To: Wharf Rat who wrote (1391431)2/15/2023 2:02:14 PM
From: Tenchusatsu  Read Replies (1) | Respond to of 1584067
 
Wharfie, let's just focus on that one chart showing the ever-increasing costs of natural disasters.

First of all, you can't do direct comparisons between figures from 1980 and figures from 2022, even if you account for inflation. As mentioned before, there is a marked increase in number of people living in densely populated areas. Seoul, Tokyo, Karachi, New Delhi, even New York City and Washington D.C. look much different today compared to 1980.

Second, that graph is awfully granular, and it's because the threshold of $20B is an artificially-chosen figure. What if we lowered it to $10B? What if we just got rid of the threshold altogether and just measured how much we spent on natural disaster recovery in terms of absolutely dollars instead of number of disasters that passed a certain threshold?

Third, this is a perfect example of correlation being confused with causation. The graph is obviously showing a trend that is up and to the right, and that is supposedly "proof" that the climate is changing. But the climate has always been changing. What part of that is due to greenhouse gas emissions?

In short, that graph is only meant for the "likes." It's value by itself isn't all that much, which is why you should expect the naysayers like golfer144 to respond with skepticism.

But yeah, if you present the data as part of an overall picture, THEN it has value. And even the fact that people are living in more densely populated areas shouldn't be used as an excuse for ignoring the issue.

▶ [Data records]:
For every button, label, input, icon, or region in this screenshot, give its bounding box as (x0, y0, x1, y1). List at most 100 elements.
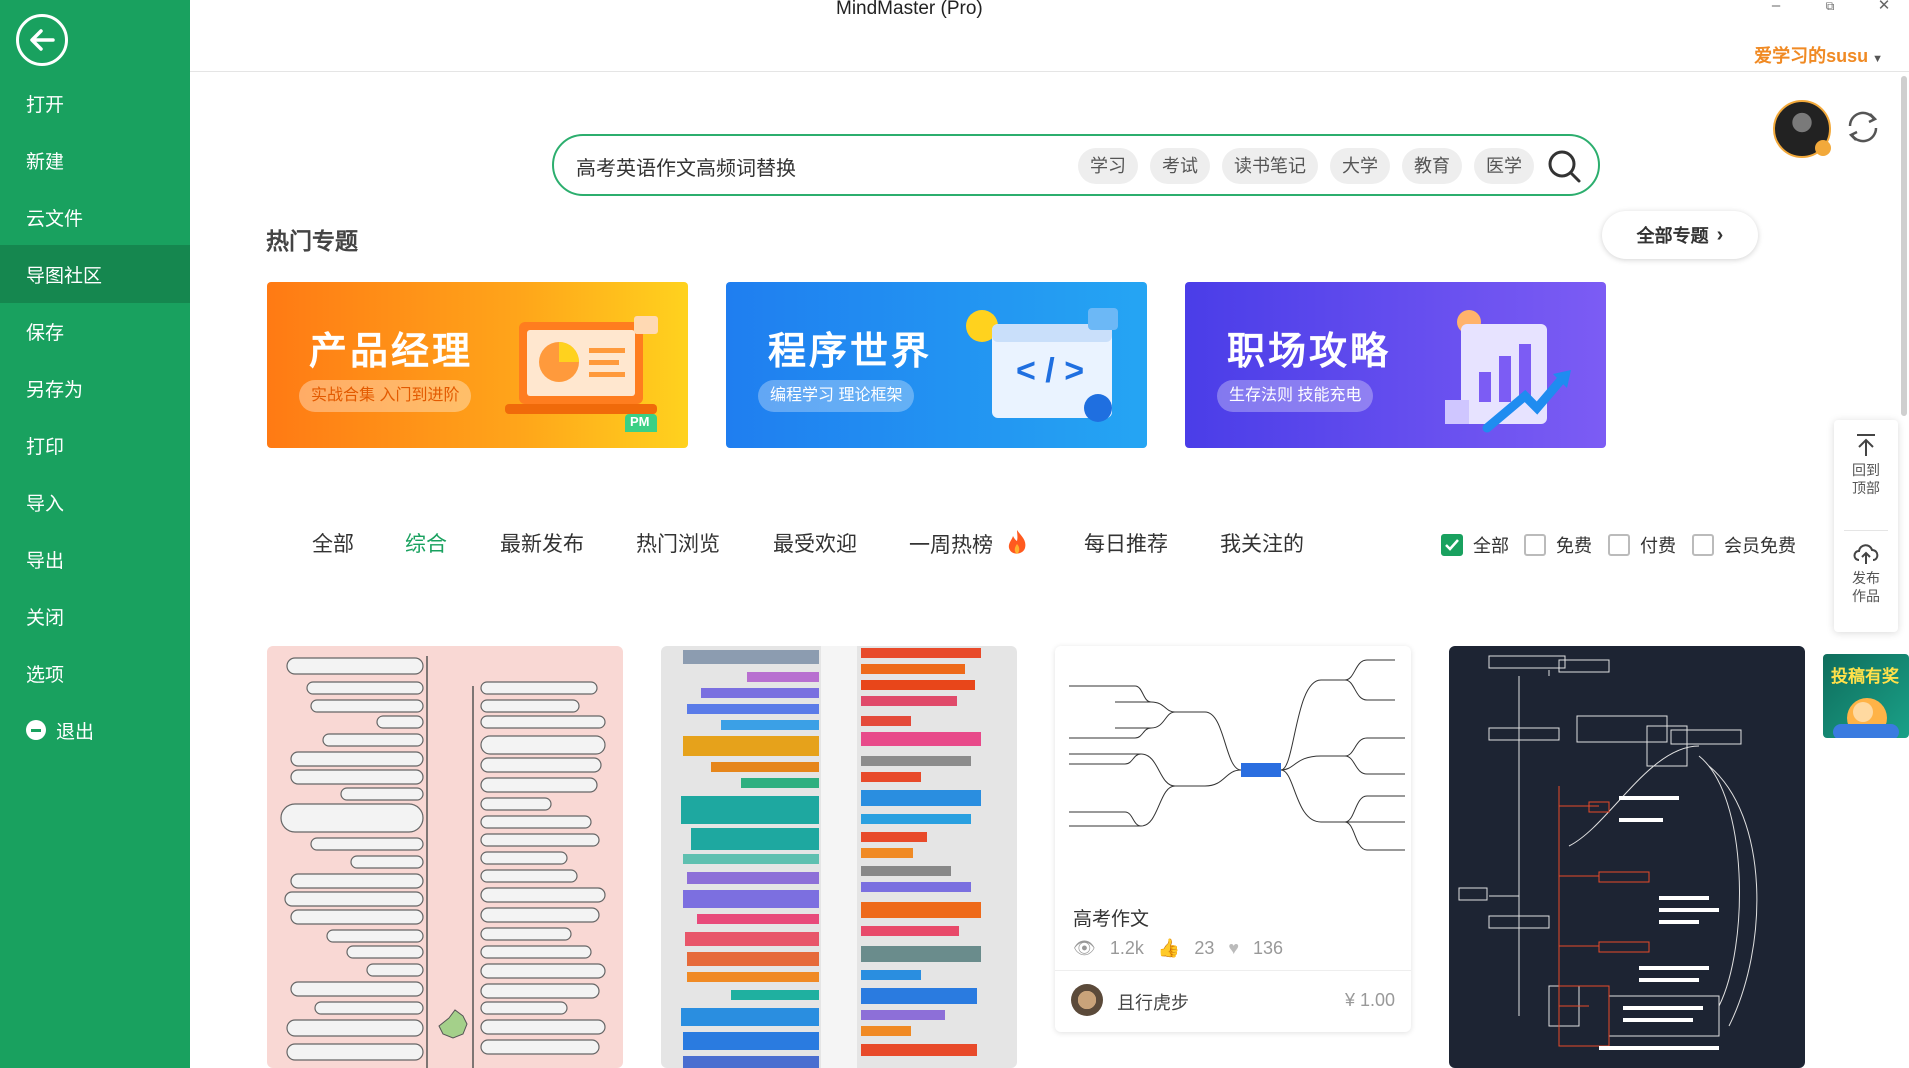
sidebar-item-import[interactable]: 导入 (0, 473, 190, 531)
sidebar-item-community[interactable]: 导图社区 (0, 245, 190, 303)
checkbox-icon (1692, 534, 1714, 556)
floating-panel: 回到 顶部 发布 作品 (1834, 420, 1898, 632)
sidebar-item-label: 关闭 (26, 607, 65, 629)
app-title: MindMaster (Pro) (836, 0, 983, 19)
tab-latest[interactable]: 最新发布 (500, 528, 584, 558)
exit-icon (26, 720, 46, 740)
sidebar-item-label: 打开 (26, 94, 65, 116)
all-topics-label: 全部专题 (1636, 226, 1709, 246)
tab-comprehensive[interactable]: 综合 (405, 528, 447, 558)
mindmap-card[interactable] (267, 646, 623, 1068)
sidebar-item-print[interactable]: 打印 (0, 416, 190, 474)
sidebar-item-label: 导出 (26, 550, 65, 572)
sidebar-item-save[interactable]: 保存 (0, 302, 190, 360)
search-chip[interactable]: 考试 (1150, 148, 1210, 184)
refresh-icon[interactable] (1842, 106, 1884, 148)
search-input[interactable] (576, 149, 1056, 183)
search-chip[interactable]: 教育 (1402, 148, 1462, 184)
tab-hot-views[interactable]: 热门浏览 (636, 528, 720, 558)
publish-button[interactable]: 发布 作品 (1834, 540, 1898, 640)
filter-member-free[interactable]: 会员免费 (1692, 532, 1796, 558)
banner-title: 职场攻略 (1227, 331, 1392, 373)
avatar[interactable] (1773, 100, 1831, 158)
filter-paid[interactable]: 付费 (1608, 532, 1676, 558)
author-name[interactable]: 且行虎步 (1117, 989, 1189, 1015)
back-top-label: 回到 (1852, 462, 1880, 478)
search-chip[interactable]: 学习 (1078, 148, 1138, 184)
sidebar-item-options[interactable]: 选项 (0, 644, 190, 702)
sidebar-item-open[interactable]: 打开 (0, 74, 190, 132)
search-icon[interactable] (1546, 148, 1582, 184)
sidebar-item-new[interactable]: 新建 (0, 131, 190, 189)
eye-icon: 👁 (1073, 938, 1096, 958)
filter-all[interactable]: 全部 (1441, 532, 1509, 558)
banner-title: 产品经理 (309, 331, 474, 373)
sidebar-item-exit[interactable]: 退出 (0, 701, 190, 759)
search-chip[interactable]: 医学 (1474, 148, 1534, 184)
mindmap-card[interactable] (661, 646, 1017, 1068)
cloud-upload-icon (1853, 544, 1879, 564)
banner-programming[interactable]: 程序世界 编程学习 理论框架 < / > (726, 282, 1147, 448)
author-avatar[interactable] (1071, 984, 1103, 1016)
tab-following[interactable]: 我关注的 (1220, 528, 1304, 558)
banner-subtitle: 编程学习 理论框架 (758, 380, 915, 412)
scrollbar-thumb[interactable] (1901, 76, 1907, 416)
thumbs-up-icon: 👍 (1157, 938, 1181, 958)
mindmap-thumbnail (280, 656, 606, 1068)
sidebar: 打开 新建 云文件 导图社区 保存 另存为 打印 导入 导出 关闭 选项 退出 (0, 0, 190, 1068)
search-bar: 学习 考试 读书笔记 大学 教育 医学 (552, 134, 1600, 196)
caret-down-icon: ▼ (1872, 53, 1883, 65)
heart-icon: ♥ (1228, 938, 1240, 958)
banner-product-manager[interactable]: 产品经理 实战合集 入门到进阶 PM (267, 282, 688, 448)
tab-weekly-hot[interactable]: 一周热榜 (909, 528, 1029, 559)
minimize-button[interactable]: – (1756, 0, 1796, 16)
vip-badge-icon (1815, 140, 1831, 156)
sidebar-item-cloud[interactable]: 云文件 (0, 188, 190, 246)
back-to-top-button[interactable]: 回到 顶部 (1834, 432, 1898, 532)
section-title: 热门专题 (266, 228, 358, 254)
search-chip[interactable]: 读书笔记 (1222, 148, 1318, 184)
publish-label: 发布 (1852, 570, 1880, 586)
filter-label: 会员免费 (1724, 536, 1796, 556)
mindmap-thumbnail (681, 646, 981, 1068)
banner-workplace[interactable]: 职场攻略 生存法则 技能充电 (1185, 282, 1606, 448)
tab-most-popular[interactable]: 最受欢迎 (773, 528, 857, 558)
filter-label: 全部 (1473, 536, 1509, 556)
banner-badge: PM (630, 414, 650, 429)
sidebar-item-save-as[interactable]: 另存为 (0, 359, 190, 417)
sidebar-item-label: 导图社区 (26, 265, 103, 287)
close-button[interactable]: ✕ (1864, 0, 1904, 16)
search-chip[interactable]: 大学 (1330, 148, 1390, 184)
growth-chart-icon (1445, 310, 1571, 433)
filter-label: 付费 (1640, 536, 1676, 556)
back-button[interactable] (16, 14, 68, 66)
favorite-count: 136 (1253, 938, 1284, 958)
app-window: 打开 新建 云文件 导图社区 保存 另存为 打印 导入 导出 关闭 选项 退出 … (0, 0, 1909, 1068)
sidebar-item-label: 保存 (26, 322, 65, 344)
user-menu[interactable]: 爱学习的susu ▼ (1754, 42, 1883, 68)
fire-icon (1008, 530, 1026, 554)
mindmap-card[interactable] (1449, 646, 1805, 1068)
sidebar-item-label: 新建 (26, 151, 65, 173)
submission-reward-ad[interactable]: 投稿有奖 (1823, 654, 1909, 738)
back-top-label: 顶部 (1852, 480, 1880, 496)
tab-daily-picks[interactable]: 每日推荐 (1084, 528, 1168, 558)
restore-button[interactable]: ⧉ (1810, 0, 1850, 16)
view-count: 1.2k (1109, 938, 1144, 958)
mindmap-card[interactable]: 高考作文 👁 1.2k 👍 23 ♥ 136 且行虎步 ¥ 1.00 (1055, 646, 1411, 1032)
title-bar: MindMaster (Pro) – ⧉ ✕ 爱学习的susu ▼ (190, 0, 1909, 72)
all-topics-button[interactable]: 全部专题 › (1602, 211, 1758, 259)
tab-all[interactable]: 全部 (312, 528, 354, 558)
tab-label: 一周热榜 (909, 534, 993, 557)
filter-free[interactable]: 免费 (1524, 532, 1592, 558)
arrow-left-icon (30, 29, 55, 51)
banner-code: < / > (1016, 352, 1085, 390)
mascot-icon (1833, 698, 1899, 738)
card-stats: 👁 1.2k 👍 23 ♥ 136 (1073, 938, 1283, 959)
scrollbar[interactable] (1900, 72, 1909, 1068)
mindmap-thumbnail (1069, 659, 1405, 851)
checkbox-icon (1524, 534, 1546, 556)
sidebar-item-close[interactable]: 关闭 (0, 587, 190, 645)
sidebar-item-export[interactable]: 导出 (0, 530, 190, 588)
card-title: 高考作文 (1073, 909, 1150, 930)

▶ [Written problem 1]:
In the forum post, what dollar threshold does the graph use to count natural disasters?
▶ [Written problem 2]:
Print the passage of the forum post starting at "Third, this is" and ending at "respond with skepticism.".

▶ [Correct output 1]:
$20B

▶ [Correct output 2]:
Third, this is a perfect example of correlation being confused with causation. The graph is obviously showing a trend that is up and to the right, and that is supposedly "proof" that the climate is changing. But the climate has always been changing. What part of that is due to greenhouse gas emissions?

In short, that graph is only meant for the "likes." It's value by itself isn't all that much, which is why you should expect the naysayers like golfer144 to respond with skepticism.